SUPPLIED MATERIAL |

— Begin —

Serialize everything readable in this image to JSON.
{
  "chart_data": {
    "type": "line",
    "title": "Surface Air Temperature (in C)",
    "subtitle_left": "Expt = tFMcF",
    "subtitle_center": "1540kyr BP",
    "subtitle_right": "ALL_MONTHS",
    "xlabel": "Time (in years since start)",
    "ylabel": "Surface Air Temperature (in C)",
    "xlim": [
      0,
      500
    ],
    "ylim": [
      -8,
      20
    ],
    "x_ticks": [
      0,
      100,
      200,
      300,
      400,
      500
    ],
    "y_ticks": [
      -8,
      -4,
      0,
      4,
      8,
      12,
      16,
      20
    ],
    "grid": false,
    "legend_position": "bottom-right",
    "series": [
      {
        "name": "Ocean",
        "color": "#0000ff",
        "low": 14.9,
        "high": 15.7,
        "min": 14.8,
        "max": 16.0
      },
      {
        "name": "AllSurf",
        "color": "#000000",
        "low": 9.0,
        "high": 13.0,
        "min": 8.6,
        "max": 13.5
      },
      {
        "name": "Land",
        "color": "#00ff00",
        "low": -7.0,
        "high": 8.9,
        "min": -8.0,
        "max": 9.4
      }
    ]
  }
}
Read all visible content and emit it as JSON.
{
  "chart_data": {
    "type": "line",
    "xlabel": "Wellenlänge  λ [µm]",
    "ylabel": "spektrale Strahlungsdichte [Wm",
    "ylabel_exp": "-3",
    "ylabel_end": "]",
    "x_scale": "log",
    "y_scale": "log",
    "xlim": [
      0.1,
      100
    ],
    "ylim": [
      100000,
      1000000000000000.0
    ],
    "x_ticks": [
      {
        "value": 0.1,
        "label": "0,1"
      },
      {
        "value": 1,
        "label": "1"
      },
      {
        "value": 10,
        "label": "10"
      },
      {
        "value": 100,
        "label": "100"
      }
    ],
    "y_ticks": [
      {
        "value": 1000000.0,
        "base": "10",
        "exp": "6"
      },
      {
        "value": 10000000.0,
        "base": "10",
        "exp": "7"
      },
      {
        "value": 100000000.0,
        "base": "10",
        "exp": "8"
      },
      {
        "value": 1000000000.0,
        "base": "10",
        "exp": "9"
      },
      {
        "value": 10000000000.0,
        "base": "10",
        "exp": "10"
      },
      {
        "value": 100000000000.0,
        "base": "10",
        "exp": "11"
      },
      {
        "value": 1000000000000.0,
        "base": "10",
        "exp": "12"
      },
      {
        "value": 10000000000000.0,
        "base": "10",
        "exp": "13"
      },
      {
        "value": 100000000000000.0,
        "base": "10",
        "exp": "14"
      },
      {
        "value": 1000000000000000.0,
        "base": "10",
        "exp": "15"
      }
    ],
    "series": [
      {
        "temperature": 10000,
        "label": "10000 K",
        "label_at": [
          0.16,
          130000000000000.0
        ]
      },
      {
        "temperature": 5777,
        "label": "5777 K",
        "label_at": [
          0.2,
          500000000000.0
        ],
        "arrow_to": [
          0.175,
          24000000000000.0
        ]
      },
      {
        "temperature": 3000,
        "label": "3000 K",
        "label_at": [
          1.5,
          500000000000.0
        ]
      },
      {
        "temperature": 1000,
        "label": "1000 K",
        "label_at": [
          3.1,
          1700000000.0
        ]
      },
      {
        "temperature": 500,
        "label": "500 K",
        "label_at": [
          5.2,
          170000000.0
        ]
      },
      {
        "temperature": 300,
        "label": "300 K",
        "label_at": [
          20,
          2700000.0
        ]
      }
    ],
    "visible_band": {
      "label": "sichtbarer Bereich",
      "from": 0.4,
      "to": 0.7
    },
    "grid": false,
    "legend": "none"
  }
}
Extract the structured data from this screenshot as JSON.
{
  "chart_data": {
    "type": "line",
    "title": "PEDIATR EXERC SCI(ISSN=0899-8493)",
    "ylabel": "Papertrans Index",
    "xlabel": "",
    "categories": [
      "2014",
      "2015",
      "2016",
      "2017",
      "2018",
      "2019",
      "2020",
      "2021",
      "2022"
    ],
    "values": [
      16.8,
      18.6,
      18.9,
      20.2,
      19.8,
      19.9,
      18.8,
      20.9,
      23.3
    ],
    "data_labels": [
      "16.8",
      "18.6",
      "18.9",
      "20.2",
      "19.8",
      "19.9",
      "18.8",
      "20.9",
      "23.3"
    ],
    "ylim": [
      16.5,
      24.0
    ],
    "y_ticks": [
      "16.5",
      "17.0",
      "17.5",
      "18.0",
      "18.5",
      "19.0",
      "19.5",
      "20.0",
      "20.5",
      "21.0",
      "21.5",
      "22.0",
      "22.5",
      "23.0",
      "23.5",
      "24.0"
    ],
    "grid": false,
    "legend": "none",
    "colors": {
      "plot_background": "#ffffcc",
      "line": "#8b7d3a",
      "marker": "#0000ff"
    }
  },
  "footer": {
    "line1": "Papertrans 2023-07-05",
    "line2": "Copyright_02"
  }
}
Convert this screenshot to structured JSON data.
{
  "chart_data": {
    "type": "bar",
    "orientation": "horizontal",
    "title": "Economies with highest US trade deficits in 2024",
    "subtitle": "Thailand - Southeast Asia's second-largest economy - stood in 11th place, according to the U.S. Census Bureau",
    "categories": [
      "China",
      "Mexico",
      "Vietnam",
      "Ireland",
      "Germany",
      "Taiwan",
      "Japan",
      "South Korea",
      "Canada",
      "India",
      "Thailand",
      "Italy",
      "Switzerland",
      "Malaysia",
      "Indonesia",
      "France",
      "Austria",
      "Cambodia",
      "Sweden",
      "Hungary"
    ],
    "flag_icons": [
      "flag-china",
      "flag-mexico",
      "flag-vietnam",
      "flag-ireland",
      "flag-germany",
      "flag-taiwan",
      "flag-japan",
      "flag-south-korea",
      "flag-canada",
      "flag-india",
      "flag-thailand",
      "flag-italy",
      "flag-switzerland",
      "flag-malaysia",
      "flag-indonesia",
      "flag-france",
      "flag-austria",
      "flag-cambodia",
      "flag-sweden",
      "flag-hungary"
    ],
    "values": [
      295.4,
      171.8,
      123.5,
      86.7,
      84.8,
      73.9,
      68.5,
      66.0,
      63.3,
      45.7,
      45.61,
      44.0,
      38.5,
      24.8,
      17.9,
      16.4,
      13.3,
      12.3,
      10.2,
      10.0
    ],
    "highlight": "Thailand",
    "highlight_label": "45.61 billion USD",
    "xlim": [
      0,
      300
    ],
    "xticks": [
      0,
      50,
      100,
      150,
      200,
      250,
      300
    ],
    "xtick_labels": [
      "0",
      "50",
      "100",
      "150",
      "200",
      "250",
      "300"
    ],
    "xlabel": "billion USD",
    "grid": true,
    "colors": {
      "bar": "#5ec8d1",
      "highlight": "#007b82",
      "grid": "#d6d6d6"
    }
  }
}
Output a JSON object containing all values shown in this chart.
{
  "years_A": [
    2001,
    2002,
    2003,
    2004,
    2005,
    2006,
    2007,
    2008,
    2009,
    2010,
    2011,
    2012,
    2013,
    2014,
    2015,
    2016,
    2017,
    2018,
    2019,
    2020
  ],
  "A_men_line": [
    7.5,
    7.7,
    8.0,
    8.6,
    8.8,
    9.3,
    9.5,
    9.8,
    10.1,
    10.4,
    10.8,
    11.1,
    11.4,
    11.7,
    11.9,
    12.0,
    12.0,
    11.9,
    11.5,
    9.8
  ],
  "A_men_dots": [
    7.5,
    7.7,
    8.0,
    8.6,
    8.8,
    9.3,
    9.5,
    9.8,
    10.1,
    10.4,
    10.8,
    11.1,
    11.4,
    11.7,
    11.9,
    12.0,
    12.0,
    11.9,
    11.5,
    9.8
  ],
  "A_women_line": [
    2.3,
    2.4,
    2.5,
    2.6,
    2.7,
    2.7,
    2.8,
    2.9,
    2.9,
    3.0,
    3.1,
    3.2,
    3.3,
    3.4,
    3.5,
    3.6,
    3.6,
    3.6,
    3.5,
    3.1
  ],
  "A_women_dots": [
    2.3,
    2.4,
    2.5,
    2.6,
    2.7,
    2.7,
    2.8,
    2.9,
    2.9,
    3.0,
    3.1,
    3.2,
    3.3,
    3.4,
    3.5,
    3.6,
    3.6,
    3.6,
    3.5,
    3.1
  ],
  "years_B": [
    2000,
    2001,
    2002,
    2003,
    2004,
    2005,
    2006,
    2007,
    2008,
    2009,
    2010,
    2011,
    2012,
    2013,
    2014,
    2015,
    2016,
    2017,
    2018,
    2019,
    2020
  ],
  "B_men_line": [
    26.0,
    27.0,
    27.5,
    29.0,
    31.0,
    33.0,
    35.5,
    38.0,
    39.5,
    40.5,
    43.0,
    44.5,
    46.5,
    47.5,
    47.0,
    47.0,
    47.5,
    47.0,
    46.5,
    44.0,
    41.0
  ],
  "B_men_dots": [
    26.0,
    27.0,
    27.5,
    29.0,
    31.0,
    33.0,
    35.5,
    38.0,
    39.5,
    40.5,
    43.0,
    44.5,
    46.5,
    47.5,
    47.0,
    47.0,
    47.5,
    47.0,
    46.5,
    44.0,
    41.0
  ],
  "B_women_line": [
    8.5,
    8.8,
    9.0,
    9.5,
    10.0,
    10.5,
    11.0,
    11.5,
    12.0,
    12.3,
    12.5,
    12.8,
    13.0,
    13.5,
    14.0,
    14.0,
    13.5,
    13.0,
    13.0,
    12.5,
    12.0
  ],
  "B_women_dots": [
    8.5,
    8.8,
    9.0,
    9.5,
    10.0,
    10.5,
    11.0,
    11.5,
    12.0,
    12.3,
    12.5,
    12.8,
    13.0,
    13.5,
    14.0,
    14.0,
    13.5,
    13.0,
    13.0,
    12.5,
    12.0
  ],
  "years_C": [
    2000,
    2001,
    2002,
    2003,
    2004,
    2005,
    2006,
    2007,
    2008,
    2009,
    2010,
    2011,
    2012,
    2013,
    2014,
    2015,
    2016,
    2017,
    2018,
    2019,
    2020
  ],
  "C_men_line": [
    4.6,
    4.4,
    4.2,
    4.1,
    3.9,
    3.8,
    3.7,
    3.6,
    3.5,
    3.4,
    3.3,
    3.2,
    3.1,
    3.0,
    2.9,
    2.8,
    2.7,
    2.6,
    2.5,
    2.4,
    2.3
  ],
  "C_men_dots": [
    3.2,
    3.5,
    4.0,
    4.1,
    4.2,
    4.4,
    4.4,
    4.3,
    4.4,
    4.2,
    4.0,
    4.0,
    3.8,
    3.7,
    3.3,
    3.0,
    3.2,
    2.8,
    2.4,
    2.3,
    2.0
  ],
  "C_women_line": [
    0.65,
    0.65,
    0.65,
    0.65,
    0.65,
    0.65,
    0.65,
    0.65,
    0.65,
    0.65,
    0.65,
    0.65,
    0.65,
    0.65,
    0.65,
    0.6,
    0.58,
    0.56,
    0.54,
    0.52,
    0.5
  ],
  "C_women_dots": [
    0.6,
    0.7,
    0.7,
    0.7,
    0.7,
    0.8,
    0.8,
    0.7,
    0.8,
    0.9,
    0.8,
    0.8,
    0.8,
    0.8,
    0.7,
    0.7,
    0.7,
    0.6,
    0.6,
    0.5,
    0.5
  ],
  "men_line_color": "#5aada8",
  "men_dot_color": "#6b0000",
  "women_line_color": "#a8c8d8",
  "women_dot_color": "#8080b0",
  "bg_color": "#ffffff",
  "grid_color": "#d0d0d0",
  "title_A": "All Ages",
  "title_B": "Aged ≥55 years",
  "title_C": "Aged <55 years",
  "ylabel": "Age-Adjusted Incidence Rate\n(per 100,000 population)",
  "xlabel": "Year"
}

— End —

CHALLENGE | In the records above, how many lines hold the string "JSON"? Reply with only the number.

FINAL RESULT | 5